### Short problem
Filter the entries below, keeping every line that has the word "relentless".

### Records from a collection
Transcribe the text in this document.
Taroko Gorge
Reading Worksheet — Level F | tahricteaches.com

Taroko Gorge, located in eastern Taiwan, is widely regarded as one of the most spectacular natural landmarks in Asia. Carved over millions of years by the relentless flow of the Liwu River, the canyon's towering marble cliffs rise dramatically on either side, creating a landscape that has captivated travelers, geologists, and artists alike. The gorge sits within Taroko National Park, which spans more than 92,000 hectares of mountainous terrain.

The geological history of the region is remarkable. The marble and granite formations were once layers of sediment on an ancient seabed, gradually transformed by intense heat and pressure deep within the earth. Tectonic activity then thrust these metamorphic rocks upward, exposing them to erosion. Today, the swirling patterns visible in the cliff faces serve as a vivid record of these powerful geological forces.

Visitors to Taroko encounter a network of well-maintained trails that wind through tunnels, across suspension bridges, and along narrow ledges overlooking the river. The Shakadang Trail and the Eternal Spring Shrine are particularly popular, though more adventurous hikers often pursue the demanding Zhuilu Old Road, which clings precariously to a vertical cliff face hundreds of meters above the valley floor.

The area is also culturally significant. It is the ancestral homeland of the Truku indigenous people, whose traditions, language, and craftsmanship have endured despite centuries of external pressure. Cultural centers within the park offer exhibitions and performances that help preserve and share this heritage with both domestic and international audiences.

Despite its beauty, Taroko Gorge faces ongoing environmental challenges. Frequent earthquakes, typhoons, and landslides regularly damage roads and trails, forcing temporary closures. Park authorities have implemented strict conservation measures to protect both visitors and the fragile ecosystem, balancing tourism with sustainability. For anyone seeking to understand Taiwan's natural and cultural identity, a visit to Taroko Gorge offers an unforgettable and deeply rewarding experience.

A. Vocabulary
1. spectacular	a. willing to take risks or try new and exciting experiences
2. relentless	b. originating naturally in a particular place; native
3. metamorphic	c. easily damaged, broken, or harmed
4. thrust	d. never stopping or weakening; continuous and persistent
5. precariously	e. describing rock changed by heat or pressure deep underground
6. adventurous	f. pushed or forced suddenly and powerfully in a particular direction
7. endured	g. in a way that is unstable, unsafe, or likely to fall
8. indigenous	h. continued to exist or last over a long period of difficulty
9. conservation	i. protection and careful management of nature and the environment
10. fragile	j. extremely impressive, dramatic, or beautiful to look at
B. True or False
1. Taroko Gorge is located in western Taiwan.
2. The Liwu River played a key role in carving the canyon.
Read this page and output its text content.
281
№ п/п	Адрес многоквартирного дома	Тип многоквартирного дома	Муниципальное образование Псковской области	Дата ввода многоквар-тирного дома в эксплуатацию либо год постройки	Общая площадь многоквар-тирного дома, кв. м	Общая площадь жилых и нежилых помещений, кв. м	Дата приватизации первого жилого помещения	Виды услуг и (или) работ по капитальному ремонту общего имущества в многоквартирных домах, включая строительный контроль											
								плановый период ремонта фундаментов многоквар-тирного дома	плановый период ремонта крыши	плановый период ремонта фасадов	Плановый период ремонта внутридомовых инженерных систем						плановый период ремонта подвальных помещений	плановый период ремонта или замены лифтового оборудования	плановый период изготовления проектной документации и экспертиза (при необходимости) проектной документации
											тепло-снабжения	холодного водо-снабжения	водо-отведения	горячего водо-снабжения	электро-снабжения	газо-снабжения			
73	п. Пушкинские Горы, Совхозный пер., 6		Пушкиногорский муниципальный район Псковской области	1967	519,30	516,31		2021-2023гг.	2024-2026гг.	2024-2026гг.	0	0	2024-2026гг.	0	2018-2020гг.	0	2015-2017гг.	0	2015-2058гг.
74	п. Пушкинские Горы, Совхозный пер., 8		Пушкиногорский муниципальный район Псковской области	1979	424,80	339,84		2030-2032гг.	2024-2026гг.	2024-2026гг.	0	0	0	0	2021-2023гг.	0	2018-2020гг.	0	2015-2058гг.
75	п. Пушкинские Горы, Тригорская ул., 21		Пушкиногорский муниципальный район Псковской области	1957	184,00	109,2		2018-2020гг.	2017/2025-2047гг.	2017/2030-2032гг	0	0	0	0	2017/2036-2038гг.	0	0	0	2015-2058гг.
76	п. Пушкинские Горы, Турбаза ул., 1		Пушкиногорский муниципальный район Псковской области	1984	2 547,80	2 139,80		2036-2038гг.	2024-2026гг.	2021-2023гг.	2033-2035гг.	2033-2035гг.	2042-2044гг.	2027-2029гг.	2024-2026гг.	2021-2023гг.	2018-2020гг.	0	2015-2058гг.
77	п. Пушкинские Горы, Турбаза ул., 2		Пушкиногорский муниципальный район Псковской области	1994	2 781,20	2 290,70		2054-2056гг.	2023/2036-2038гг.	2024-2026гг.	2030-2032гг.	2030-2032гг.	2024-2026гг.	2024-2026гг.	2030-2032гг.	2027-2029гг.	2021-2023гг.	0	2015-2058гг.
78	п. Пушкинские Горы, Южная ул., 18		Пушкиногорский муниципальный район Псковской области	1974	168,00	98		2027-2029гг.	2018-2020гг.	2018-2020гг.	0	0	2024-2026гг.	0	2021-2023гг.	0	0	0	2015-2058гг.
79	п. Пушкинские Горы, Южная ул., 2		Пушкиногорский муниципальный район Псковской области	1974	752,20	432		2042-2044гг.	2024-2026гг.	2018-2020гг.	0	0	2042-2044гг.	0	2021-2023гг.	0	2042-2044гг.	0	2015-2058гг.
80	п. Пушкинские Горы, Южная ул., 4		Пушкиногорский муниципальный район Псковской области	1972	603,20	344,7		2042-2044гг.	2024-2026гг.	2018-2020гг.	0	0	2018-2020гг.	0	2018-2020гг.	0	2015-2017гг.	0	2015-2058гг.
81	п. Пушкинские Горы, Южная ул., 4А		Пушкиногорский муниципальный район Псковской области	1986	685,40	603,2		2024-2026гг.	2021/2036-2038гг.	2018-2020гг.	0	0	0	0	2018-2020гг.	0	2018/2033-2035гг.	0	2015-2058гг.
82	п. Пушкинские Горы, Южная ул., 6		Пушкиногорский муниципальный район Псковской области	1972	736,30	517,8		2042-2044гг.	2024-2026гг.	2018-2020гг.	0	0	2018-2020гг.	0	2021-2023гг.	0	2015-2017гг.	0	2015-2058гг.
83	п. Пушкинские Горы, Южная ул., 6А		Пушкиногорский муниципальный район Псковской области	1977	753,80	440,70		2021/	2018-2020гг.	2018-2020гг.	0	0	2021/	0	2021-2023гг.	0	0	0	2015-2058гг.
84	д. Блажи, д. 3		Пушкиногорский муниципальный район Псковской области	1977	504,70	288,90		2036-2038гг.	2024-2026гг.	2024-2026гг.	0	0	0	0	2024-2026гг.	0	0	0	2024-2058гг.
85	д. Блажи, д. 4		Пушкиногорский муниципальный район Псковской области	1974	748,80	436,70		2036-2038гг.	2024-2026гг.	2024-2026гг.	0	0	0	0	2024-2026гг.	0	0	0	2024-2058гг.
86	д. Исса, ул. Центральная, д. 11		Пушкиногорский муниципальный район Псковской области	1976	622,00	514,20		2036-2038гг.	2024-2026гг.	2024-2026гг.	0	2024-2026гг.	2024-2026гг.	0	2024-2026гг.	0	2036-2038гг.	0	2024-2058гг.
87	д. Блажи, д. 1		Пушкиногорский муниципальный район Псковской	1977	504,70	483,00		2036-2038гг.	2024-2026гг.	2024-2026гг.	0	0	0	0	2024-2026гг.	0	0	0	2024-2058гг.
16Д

### Exercise result
Taroko Gorge, located in eastern Taiwan, is widely regarded as one of the most spectacular natural landmarks in Asia. Carved over millions of years by the relentless flow of the Liwu River, the canyon's towering marble cliffs rise dramatically on either side, creating a landscape that has captivated travelers, geologists, and artists alike. The gorge sits within Taroko National Park, which spans more than 92,000 hectares of mountainous terrain.
2. relentless	b. originating naturally in a particular place; native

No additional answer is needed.